WHAT THIS TASK INVOLVES> Lines containing the word "destreza" should be extracted in full.

##### STORED DATA #####

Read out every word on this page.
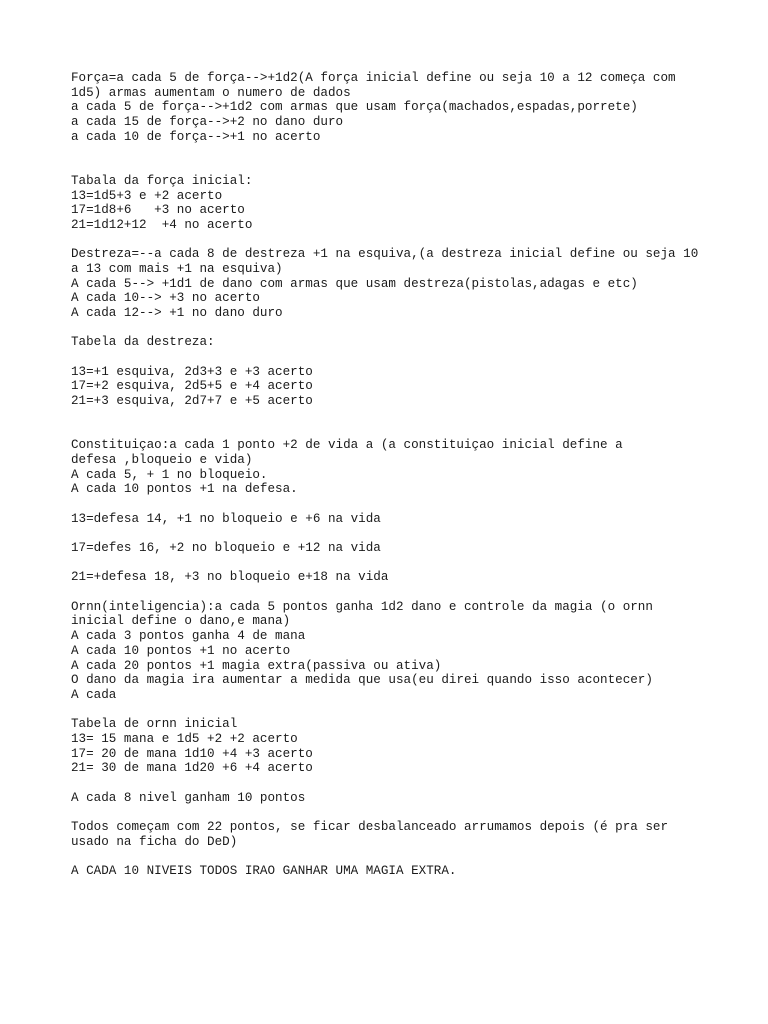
Força=a cada 5 de força-->+1d2(A força inicial define ou seja 10 a 12 começa com
1d5) armas aumentam o numero de dados
a cada 5 de força-->+1d2 com armas que usam força(machados,espadas,porrete)
a cada 15 de força-->+2 no dano duro
a cada 10 de força-->+1 no acerto
Tabala da força inicial:
13=1d5+3 e +2 acerto
17=1d8+6   +3 no acerto
21=1d12+12  +4 no acerto
Destreza=--a cada 8 de destreza +1 na esquiva,(a destreza inicial define ou seja 10
a 13 com mais +1 na esquiva)
A cada 5--> +1d1 de dano com armas que usam destreza(pistolas,adagas e etc)
A cada 10--> +3 no acerto
A cada 12--> +1 no dano duro
Tabela da destreza:
13=+1 esquiva, 2d3+3 e +3 acerto
17=+2 esquiva, 2d5+5 e +4 acerto
21=+3 esquiva, 2d7+7 e +5 acerto
Constituiçao:a cada 1 ponto +2 de vida a (a constituiçao inicial define a
defesa ,bloqueio e vida)
A cada 5, + 1 no bloqueio.
A cada 10 pontos +1 na defesa.
13=defesa 14, +1 no bloqueio e +6 na vida
17=defes 16, +2 no bloqueio e +12 na vida
21=+defesa 18, +3 no bloqueio e+18 na vida
Ornn(inteligencia):a cada 5 pontos ganha 1d2 dano e controle da magia (o ornn
inicial define o dano,e mana)
A cada 3 pontos ganha 4 de mana
A cada 10 pontos +1 no acerto
A cada 20 pontos +1 magia extra(passiva ou ativa)
O dano da magia ira aumentar a medida que usa(eu direi quando isso acontecer)
A cada
Tabela de ornn inicial
13= 15 mana e 1d5 +2 +2 acerto
17= 20 de mana 1d10 +4 +3 acerto
21= 30 de mana 1d20 +6 +4 acerto
A cada 8 nivel ganham 10 pontos
Todos começam com 22 pontos, se ficar desbalanceado arrumamos depois (é pra ser
usado na ficha do DeD)
A CADA 10 NIVEIS TODOS IRAO GANHAR UMA MAGIA EXTRA.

#####

WRITTEN SOLUTION>
Destreza=--a cada 8 de destreza +1 na esquiva,(a destreza inicial define ou seja 10
A cada 5--> +1d1 de dano com armas que usam destreza(pistolas,adagas e etc)
Tabela da destreza:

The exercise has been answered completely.